Texto de origem:
▼

Autofágico

O que me move?

Revolta, provavelmente. Injustificada ou não? Estamos todos emaranhados de contradições, mas o mundo nunca foi em preto e branco mesmo.

Não tenho nenhum respeito por autoridades. A própria noção de autoridade, de hierarquia, me enoja. Do policial ao juiz, do pastor ao guru, até a autoridade paternal só me inspira desprezo.

A indignação paralisante do teatro de atrocidades em que vivemos me atinge de maneira aguda. Mas o cinismo decorrente do absurdo cotidiano também se faz necessário.

Não consigo me importar com minha imagem. Não me sinto compelido a compartilhar na internet meu apoio às diferentes lutas, necessárias e legítimas na sociedade. Procuro compreendê-las, apoia-las sim, mas não de maneira publicitária, pra ostentar imagem de engajado. Também não me importo de usar roupas de dez anos e outras manchadas.

▲

Exercício curto:
Transcreva o texto «Autofágico» na íntegra, sem nenhuma alteração. Estas linhas não têm relação com o texto.

Material fornecido:
▼

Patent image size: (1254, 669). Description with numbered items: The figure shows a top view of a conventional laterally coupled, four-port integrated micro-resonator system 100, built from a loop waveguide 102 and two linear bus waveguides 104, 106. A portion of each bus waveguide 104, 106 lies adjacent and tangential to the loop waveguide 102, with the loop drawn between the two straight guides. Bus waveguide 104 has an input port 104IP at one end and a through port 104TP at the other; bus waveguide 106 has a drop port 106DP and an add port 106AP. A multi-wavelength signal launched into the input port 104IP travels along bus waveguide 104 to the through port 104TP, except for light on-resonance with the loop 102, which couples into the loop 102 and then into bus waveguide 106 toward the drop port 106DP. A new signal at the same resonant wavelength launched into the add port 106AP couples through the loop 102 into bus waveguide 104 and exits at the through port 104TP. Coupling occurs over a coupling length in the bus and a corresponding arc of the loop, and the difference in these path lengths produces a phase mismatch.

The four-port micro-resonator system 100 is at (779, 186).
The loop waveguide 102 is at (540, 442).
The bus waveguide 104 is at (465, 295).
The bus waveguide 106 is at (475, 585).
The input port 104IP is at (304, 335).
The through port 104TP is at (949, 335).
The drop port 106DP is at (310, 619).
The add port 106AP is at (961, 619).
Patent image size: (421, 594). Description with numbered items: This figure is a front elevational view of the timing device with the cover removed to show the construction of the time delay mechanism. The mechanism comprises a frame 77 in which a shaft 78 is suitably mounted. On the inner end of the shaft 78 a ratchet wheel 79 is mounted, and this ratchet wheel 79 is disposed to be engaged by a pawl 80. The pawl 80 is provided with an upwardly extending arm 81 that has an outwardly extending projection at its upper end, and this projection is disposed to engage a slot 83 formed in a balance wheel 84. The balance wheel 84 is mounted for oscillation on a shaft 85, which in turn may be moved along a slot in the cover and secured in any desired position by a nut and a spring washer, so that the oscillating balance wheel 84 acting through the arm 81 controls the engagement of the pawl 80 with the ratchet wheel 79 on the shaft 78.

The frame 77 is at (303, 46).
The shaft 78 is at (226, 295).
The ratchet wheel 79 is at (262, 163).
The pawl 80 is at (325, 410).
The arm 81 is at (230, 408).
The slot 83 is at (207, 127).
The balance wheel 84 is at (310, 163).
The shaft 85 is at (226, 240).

▲

Resultado final:
Autofágico

O que me move?

Revolta, provavelmente. Injustificada ou não? Estamos todos emaranhados de contradições, mas o mundo nunca foi em preto e branco mesmo.

Não tenho nenhum respeito por autoridades. A própria noção de autoridade, de hierarquia, me enoja. Do policial ao juiz, do pastor ao guru, até a autoridade paternal só me inspira desprezo.

A indignação paralisante do teatro de atrocidades em que vivemos me atinge de maneira aguda. Mas o cinismo decorrente do absurdo cotidiano também se faz necessário.

Não consigo me importar com minha imagem. Não me sinto compelido a compartilhar na internet meu apoio às diferentes lutas, necessárias e legítimas na sociedade. Procuro compreendê-las, apoia-las sim, mas não de maneira publicitária, pra ostentar imagem de engajado. Também não me importo de usar roupas de dez anos e outras manchadas.